__Extracts from a graphics dataset__.

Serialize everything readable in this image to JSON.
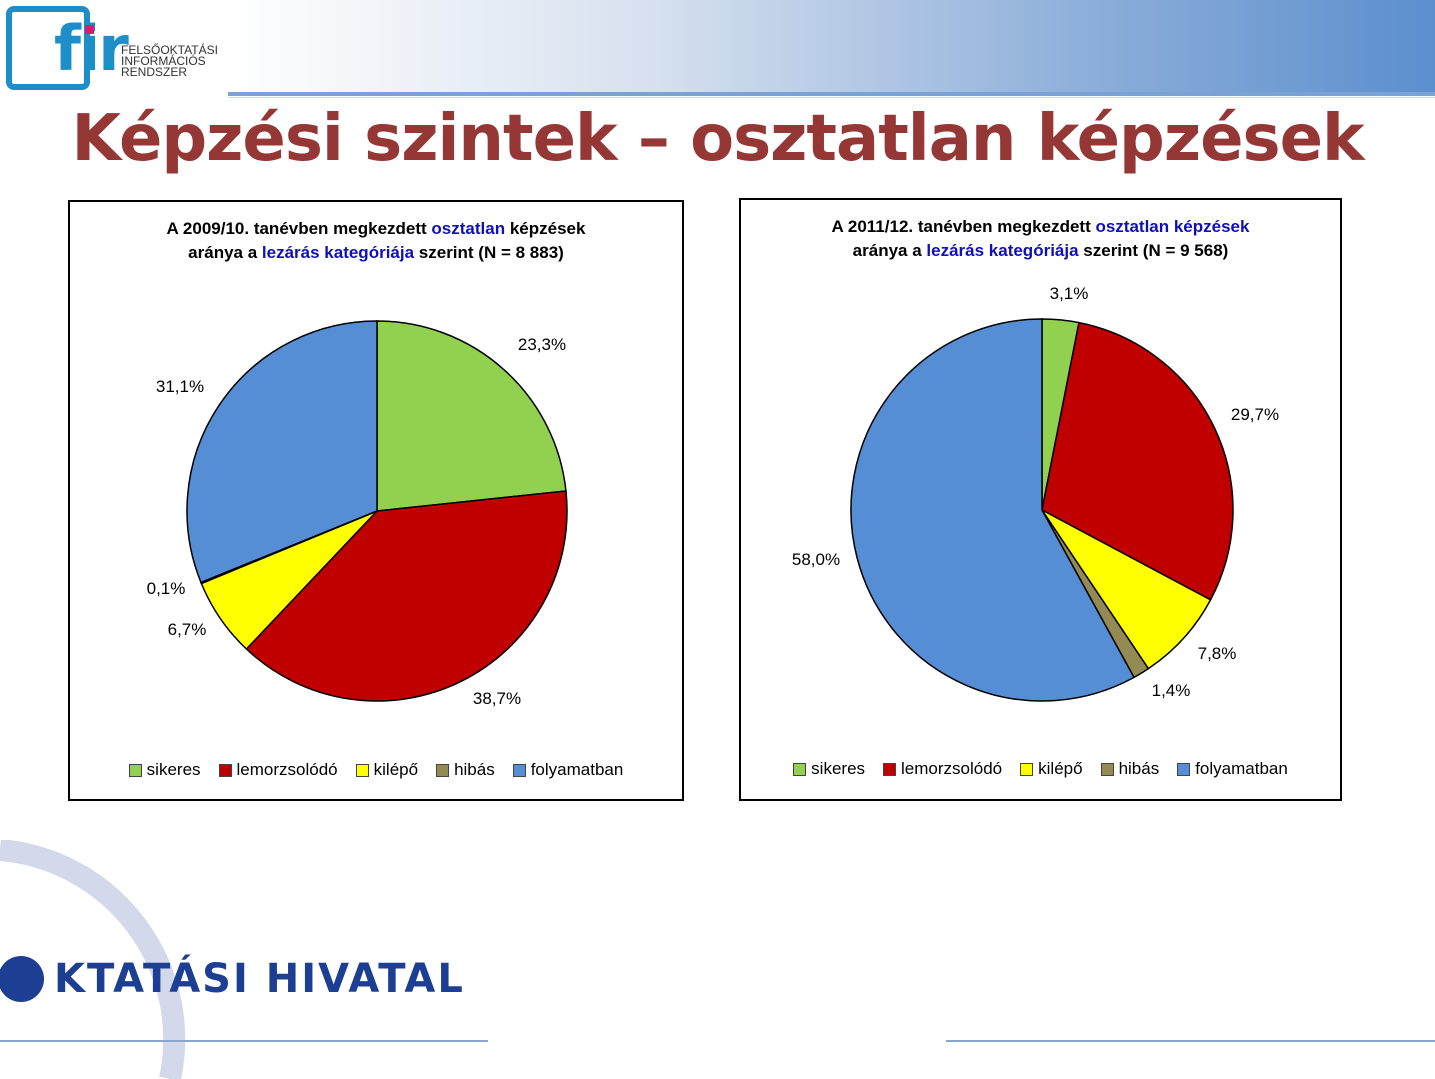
{
  "logo": {
    "letters": "fir",
    "line1": "FELSŐOKTATÁSI",
    "line2": "INFORMÁCIÓS",
    "line3": "RENDSZER"
  },
  "page_title": "Képzési szintek – osztatlan képzések",
  "footer": {
    "logo_text": "KTATÁSI HIVATAL"
  },
  "colors": {
    "sikeres": "#92d050",
    "lemorzsolodo": "#c00000",
    "kilepo": "#ffff00",
    "hibas": "#948a54",
    "folyamatban": "#558ed5",
    "title": "#953735",
    "highlight": "#1010b8"
  },
  "chart_data": [
    {
      "type": "pie",
      "title_line1": {
        "pre": "A 2009/10. tanévben megkezdett ",
        "hl": "osztatlan",
        "post": " képzések"
      },
      "title_line2": {
        "pre": "aránya a ",
        "hl": "lezárás kategóriája",
        "post": " szerint  (N = 8 883)"
      },
      "categories": [
        "sikeres",
        "lemorzsolódó",
        "kilépő",
        "hibás",
        "folyamatban"
      ],
      "values": [
        23.3,
        38.7,
        6.7,
        0.1,
        31.1
      ],
      "labels": [
        "23,3%",
        "38,7%",
        "6,7%",
        "0,1%",
        "31,1%"
      ],
      "legend": "bottom"
    },
    {
      "type": "pie",
      "title_line1": {
        "pre": "A 2011/12. tanévben megkezdett ",
        "hl": "osztatlan képzések",
        "post": ""
      },
      "title_line2": {
        "pre": "aránya a ",
        "hl": "lezárás kategóriája",
        "post": " szerint  (N = 9 568)"
      },
      "categories": [
        "sikeres",
        "lemorzsolódó",
        "kilépő",
        "hibás",
        "folyamatban"
      ],
      "values": [
        3.1,
        29.7,
        7.8,
        1.4,
        58.0
      ],
      "labels": [
        "3,1%",
        "29,7%",
        "7,8%",
        "1,4%",
        "58,0%"
      ],
      "legend": "bottom"
    }
  ]
}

__Task instructions__. The data above needs to be retyped exactly, with the images left out.

__Problem solution__.
Serialize everything readable in this image to JSON.
{
  "logo": {
    "letters": "fir",
    "line1": "FELSŐOKTATÁSI",
    "line2": "INFORMÁCIÓS",
    "line3": "RENDSZER"
  },
  "page_title": "Képzési szintek – osztatlan képzések",
  "footer": {
    "logo_text": "KTATÁSI HIVATAL"
  },
  "colors": {
    "sikeres": "#92d050",
    "lemorzsolodo": "#c00000",
    "kilepo": "#ffff00",
    "hibas": "#948a54",
    "folyamatban": "#558ed5",
    "title": "#953735",
    "highlight": "#1010b8"
  },
  "chart_data": [
    {
      "type": "pie",
      "title_line1": {
        "pre": "A 2009/10. tanévben megkezdett ",
        "hl": "osztatlan",
        "post": " képzések"
      },
      "title_line2": {
        "pre": "aránya a ",
        "hl": "lezárás kategóriája",
        "post": " szerint  (N = 8 883)"
      },
      "categories": [
        "sikeres",
        "lemorzsolódó",
        "kilépő",
        "hibás",
        "folyamatban"
      ],
      "values": [
        23.3,
        38.7,
        6.7,
        0.1,
        31.1
      ],
      "labels": [
        "23,3%",
        "38,7%",
        "6,7%",
        "0,1%",
        "31,1%"
      ],
      "legend": "bottom"
    },
    {
      "type": "pie",
      "title_line1": {
        "pre": "A 2011/12. tanévben megkezdett ",
        "hl": "osztatlan képzések",
        "post": ""
      },
      "title_line2": {
        "pre": "aránya a ",
        "hl": "lezárás kategóriája",
        "post": " szerint  (N = 9 568)"
      },
      "categories": [
        "sikeres",
        "lemorzsolódó",
        "kilépő",
        "hibás",
        "folyamatban"
      ],
      "values": [
        3.1,
        29.7,
        7.8,
        1.4,
        58.0
      ],
      "labels": [
        "3,1%",
        "29,7%",
        "7,8%",
        "1,4%",
        "58,0%"
      ],
      "legend": "bottom"
    }
  ]
}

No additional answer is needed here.